> **RECORDS PROVIDED**
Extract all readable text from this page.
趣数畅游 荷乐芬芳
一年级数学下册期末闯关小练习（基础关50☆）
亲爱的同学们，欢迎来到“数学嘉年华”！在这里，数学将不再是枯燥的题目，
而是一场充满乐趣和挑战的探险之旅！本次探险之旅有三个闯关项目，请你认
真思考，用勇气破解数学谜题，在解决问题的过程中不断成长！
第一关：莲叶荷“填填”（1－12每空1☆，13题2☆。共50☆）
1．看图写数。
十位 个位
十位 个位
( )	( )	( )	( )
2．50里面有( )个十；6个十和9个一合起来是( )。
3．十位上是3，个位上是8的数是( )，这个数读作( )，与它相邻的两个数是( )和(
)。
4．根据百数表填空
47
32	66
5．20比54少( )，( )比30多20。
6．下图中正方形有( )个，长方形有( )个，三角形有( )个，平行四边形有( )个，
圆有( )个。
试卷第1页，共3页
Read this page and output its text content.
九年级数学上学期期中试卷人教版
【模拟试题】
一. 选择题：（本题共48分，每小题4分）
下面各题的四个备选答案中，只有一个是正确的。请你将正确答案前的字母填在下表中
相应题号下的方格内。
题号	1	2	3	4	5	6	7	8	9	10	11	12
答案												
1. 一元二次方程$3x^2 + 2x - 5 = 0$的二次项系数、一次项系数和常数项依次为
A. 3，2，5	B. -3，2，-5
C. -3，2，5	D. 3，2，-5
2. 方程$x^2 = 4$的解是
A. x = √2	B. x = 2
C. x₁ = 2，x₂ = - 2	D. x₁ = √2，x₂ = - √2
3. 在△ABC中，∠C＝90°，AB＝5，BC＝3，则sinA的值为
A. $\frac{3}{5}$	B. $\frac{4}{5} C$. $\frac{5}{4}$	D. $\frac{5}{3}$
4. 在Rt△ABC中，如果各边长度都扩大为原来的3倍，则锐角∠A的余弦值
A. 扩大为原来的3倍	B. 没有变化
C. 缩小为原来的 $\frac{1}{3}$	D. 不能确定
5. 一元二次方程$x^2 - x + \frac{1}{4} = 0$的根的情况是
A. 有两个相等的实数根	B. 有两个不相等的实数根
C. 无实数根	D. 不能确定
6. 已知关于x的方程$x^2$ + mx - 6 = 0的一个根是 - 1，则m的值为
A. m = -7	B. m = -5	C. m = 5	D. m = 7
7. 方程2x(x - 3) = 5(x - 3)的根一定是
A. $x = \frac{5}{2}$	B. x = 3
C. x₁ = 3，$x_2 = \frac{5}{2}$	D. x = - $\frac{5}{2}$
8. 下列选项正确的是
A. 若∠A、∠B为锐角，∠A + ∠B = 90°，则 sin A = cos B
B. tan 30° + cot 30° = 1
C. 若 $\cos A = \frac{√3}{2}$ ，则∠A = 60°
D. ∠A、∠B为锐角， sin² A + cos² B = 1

> **PROBLEM DETAILS**
Go through the data and count each line that has the word "page", then give the total alone.

> **OUTPUT FOR THIS EXERCISE**
2